> [PROBLEM DESCRIPTION]
Extract all lines from the data beneath that include the word "JSON".

+++ RECORDS FOR THE EXERCISE +++

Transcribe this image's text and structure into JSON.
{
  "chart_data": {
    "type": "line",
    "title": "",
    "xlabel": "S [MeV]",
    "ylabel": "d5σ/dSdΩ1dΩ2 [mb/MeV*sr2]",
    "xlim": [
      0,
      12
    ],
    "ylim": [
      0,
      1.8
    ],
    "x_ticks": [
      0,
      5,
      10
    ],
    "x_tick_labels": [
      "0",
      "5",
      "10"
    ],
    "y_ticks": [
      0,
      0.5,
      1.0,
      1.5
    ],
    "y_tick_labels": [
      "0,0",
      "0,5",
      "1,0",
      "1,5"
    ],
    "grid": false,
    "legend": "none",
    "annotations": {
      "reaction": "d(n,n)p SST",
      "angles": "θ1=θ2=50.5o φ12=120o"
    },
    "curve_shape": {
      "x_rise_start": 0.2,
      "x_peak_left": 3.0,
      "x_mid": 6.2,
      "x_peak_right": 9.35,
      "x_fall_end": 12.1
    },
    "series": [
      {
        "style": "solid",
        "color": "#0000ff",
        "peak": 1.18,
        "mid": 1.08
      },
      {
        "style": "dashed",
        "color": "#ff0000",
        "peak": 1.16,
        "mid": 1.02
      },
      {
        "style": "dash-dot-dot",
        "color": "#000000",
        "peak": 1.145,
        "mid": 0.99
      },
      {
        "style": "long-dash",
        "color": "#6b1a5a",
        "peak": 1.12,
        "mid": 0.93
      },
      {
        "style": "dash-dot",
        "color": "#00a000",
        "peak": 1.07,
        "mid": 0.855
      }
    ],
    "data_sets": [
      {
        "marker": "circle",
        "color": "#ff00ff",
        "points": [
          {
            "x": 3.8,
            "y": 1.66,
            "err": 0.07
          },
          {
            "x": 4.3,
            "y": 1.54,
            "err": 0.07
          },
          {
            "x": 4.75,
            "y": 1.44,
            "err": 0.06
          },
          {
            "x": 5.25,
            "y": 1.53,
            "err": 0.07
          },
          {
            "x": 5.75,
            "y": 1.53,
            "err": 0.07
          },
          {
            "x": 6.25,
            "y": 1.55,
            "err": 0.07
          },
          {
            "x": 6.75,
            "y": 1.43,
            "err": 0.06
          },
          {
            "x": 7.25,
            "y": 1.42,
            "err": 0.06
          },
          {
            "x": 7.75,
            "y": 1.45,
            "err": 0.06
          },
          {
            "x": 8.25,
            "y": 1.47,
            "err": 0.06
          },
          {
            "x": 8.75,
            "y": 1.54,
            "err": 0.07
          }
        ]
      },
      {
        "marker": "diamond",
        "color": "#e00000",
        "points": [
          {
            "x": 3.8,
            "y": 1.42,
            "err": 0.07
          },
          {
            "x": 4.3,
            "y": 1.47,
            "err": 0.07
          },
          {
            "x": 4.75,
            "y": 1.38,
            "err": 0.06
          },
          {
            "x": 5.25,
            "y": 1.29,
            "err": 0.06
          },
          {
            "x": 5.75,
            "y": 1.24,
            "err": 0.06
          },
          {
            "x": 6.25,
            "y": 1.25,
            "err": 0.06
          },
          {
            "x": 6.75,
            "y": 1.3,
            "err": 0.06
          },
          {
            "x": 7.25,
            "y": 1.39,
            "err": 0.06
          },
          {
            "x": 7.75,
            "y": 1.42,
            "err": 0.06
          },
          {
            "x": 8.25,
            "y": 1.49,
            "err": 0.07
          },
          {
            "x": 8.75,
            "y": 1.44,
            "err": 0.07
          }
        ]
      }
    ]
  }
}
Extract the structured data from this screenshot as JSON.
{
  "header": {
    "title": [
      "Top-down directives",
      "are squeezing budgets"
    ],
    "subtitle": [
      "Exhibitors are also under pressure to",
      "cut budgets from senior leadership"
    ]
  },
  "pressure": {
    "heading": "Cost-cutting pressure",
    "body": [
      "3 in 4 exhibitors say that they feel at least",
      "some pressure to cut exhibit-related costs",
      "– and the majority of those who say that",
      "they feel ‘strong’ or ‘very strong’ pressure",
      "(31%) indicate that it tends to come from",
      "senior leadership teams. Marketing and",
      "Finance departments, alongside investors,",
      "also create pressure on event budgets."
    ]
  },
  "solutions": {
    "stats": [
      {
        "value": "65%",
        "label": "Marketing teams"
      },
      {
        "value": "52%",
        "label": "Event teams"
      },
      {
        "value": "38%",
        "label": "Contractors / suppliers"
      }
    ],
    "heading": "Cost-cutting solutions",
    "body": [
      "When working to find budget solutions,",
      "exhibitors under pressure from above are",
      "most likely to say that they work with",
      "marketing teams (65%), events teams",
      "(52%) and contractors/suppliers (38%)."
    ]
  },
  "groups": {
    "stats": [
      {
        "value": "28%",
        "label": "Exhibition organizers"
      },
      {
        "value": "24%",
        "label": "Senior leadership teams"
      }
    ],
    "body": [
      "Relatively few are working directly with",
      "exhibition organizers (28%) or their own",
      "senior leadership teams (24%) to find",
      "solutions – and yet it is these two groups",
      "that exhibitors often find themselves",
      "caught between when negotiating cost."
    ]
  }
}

+++

> [SOLUTION FOR THIS EXERCISE]
Transcribe this image's text and structure into JSON.
Extract the structured data from this screenshot as JSON.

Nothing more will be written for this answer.